ЧТО НУЖНО — Пожалуйста, приведи еще раз фрагмент о выборах, начиная со слов "Почему же не" и дальше до слов "значит другая жизнь.", и замени в нем "Явлинского" на "Зюганова".

------ ПОКАЗАННЫЙ ФРАГМЕНТ

Как писал Зощенко: чего автор хотел сказать этим художественным произведением? Автор, то есть я, хотел и хочу сказать, что российская избирательная кампания изначально потеряла остроту, вернее, ею изначально и не обладала. Проецируя эту ситуацию на американский сюжет, можно сказать, что Путин был одновременно и кандидатом-фаворитом, и Кэти Керик. Профилактический осмотр закончен, и больной признан здоровым; собственно, он и больным-то не был. Осмотр, то есть выборы, был чистой формальностью, но корректно-необходимой и внесшей успокоение в умы. И телезрителям понравилось. В общем, путинский миномет в порядке. В чем никто и не сомневался.

Почему же не было остроты? Людьми овладела не просто пассивность, а некая резиньяция. Один человек в Питере, с которым я в постоянном контакте, сказал, что пойдет голосовать за Путина. Хотя до этого все время голосовал за Явлинского. Почему же сейчас не за Явлинского? А бесполезно, отвечает. Казалось бы - вообще не ходи на выборы (и такую идею выдвигали). Но идут за Путина, за Путиным. Путин воспринимается как фатум. И конечно же, дело не в самом Путине, не в личности его. Чрезвычайно ловко было придумано в смысле электоральной технологии: появление нового человека - совсем нового, никому не известного. То, что в этом новом много хорошо забытого старого, уже мало кого волнует. Просто невыносимы стали прежние физиономии. Действует один из механизмов мифотворческого сознания: отождествление формального с материальным, знака с обозначаемым. Раз новое лицо - значит другая жизнь.

------------
------ ЗАПИСИ ДАТАСЕТА

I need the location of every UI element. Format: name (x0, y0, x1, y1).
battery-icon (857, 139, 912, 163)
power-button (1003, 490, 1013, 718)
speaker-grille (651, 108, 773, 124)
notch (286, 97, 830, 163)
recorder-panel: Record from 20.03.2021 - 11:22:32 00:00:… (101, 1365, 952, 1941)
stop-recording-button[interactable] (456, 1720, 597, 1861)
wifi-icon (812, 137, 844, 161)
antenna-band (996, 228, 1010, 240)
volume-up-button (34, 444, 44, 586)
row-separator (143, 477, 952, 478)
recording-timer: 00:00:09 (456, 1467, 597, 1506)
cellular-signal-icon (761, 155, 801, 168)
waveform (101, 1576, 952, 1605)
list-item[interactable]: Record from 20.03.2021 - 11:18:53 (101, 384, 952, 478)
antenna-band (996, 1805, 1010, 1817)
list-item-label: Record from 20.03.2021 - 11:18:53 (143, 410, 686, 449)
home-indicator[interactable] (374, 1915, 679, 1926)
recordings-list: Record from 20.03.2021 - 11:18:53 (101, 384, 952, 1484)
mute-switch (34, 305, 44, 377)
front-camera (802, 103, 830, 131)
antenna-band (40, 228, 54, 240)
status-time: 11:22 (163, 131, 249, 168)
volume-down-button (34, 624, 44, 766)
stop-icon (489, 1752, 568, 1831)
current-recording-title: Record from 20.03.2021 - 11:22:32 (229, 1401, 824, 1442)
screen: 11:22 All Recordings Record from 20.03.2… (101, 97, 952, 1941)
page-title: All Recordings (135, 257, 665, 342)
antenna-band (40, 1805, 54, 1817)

------------

РЕЗУЛЬТАТ —
Почему же не было остроты? Людьми овладела не просто пассивность, а некая резиньяция. Один человек в Питере, с которым я в постоянном контакте, сказал, что пойдет голосовать за Путина. Хотя до этого все время голосовал за Зюганова. Почему же сейчас не за Зюганова? А бесполезно, отвечает. Казалось бы - вообще не ходи на выборы (и такую идею выдвигали). Но идут за Путина, за Путиным. Путин воспринимается как фатум. И конечно же, дело не в самом Путине, не в личности его. Чрезвычайно ловко было придумано в смысле электоральной технологии: появление нового человека - совсем нового, никому не известного. То, что в этом новом много хорошо забытого старого, уже мало кого волнует. Просто невыносимы стали прежние физиономии. Действует один из механизмов мифотворческого сознания: отождествление формального с материальным, знака с обозначаемым. Раз новое лицо - значит другая жизнь.